Customers Expect Easier Dialogue
In a June 2000 study, Forrester Research, Cambridge, MA, reported that companies offer an average of 3 1/2 channels today and will offer at least four by 2002, to strengthen their customer relationships and provide better service. The reality, though, is that technology infrastructures have not kept pace with these rising expectations.
With technology infrastructures being pieced together, nonscalable, hard-coded business rules in place and real-time access to valuable multichannel customer information lagging, companies are seeking alternatives to existing customer relationship management applications in achieving true personalization.
Currently, one-to-one relationship optimization - whereby you can create and sustain consistent personalization strategies - cannot be fully realized. Most organizations, even those with leading-edge marketing automation and CRM applications, have fragmented customer views. Companies, for example, build hard-coded business rules across divisions and organizationally foster distinct data silos that do not allow a full view of customer relationships to predict true lifetime values.
Traditional batch processing versus real-time aggregation of customer historic and predictive behavior also does not allow for a multichannel, current understanding of customers. And most CRM products often have addressed only one channel. If a customer places an order on the Web, then calls the company's call center, there is the expectation that the telephone representative will know of the Internet order just placed.
According to Forrester, only 23 percent of telephone agents can view Web site activity. And while current middleware enables core applications to speak to one another, it does not aggregate the information from the distinct applications to be of use for real-time decision-making. This lack of tactical synergy across the organization can erode customer loyalty and can undermine efforts to create effective personalization strategies with customers.
A new generation of software expected from leading analytical CRM and marketing automation companies will be "context servers." The context server will provide extraordinarily fast, real-time access to information from multiple touch points and will allow organizations to engage in proactive personalization strategies versus the knee-jerk or reactive strategies now employed.
Unlike in the existing process where new business rules need to be engineered into pre-existing rules, the context server removes the burden of having to change core code and centralizes the information from the various data silos within the organization. And because the context server does not rely on batch processing, it is optimized for making real-time decisions. The context server not only will rely on an open architecture and RAM-based caching technology, but also yield a strong analytical, predictive capability, far beyond collaborative filtering that we see at sites such as Amazon.com.
Ultimately, the more effective the organization is at predicting behaviors and proactively providing offers, incentives and information in the appropriate context and at the right time, the higher the loyalty and more effective the dialogue with customers.
An October 2000 report by Forrester suggested that context servers will provide a new strategy for "customer conversations that includes proactive communications to anticipate wants and needs, informed applications to tailor interactions on the fly, and continuous dialogues to sustain context across time and touch points."

------

Repeat the stretch of the article on customer dialogue from "Unlike in the" through "such as Amazon.com.", swapping "context server" for "context engine". The lines that come next are separate material, unrelated to the article on customer dialogue.

DATA SHOWN:
------

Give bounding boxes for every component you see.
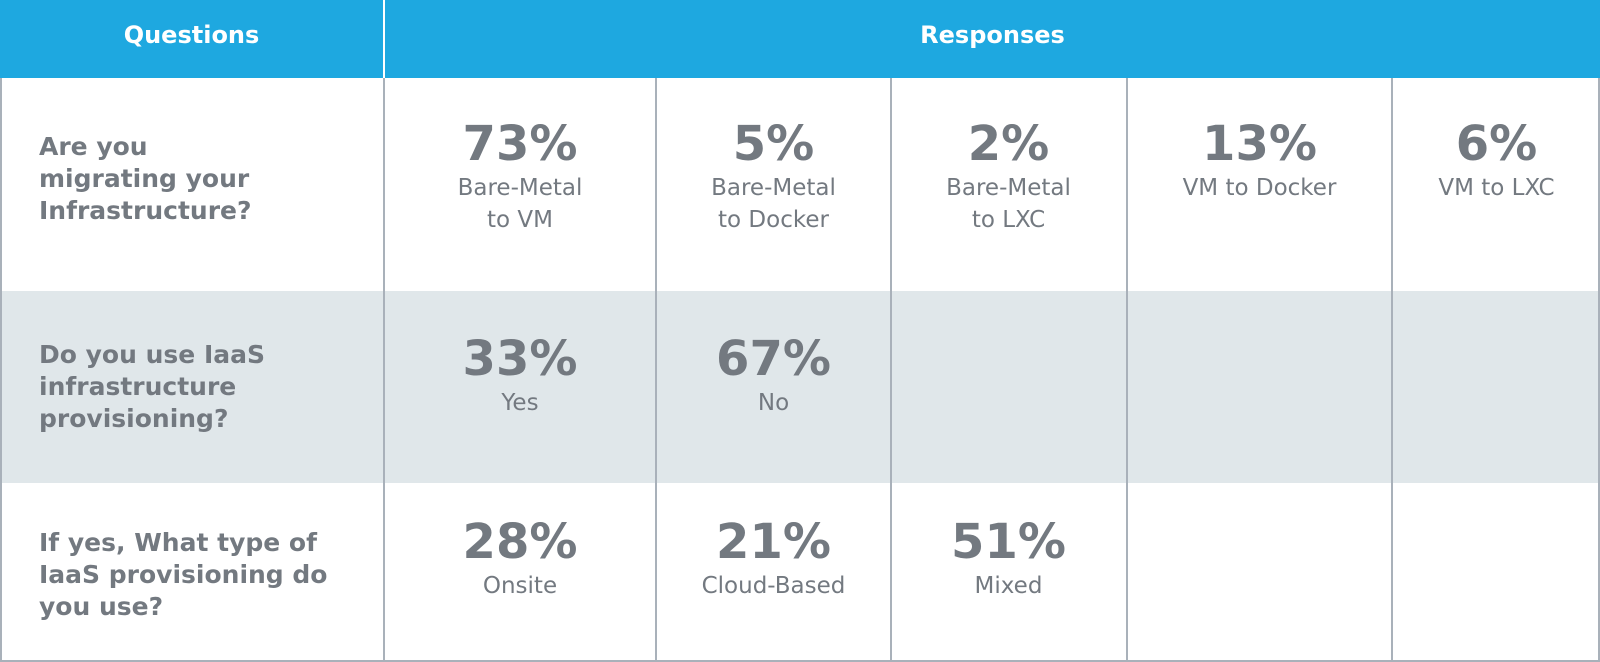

------

EXPECTED ANSWER:
Unlike in the existing process where new business rules need to be engineered into pre-existing rules, the context engine removes the burden of having to change core code and centralizes the information from the various data silos within the organization. And because the context engine does not rely on batch processing, it is optimized for making real-time decisions. The context engine not only will rely on an open architecture and RAM-based caching technology, but also yield a strong analytical, predictive capability, far beyond collaborative filtering that we see at sites such as Amazon.com.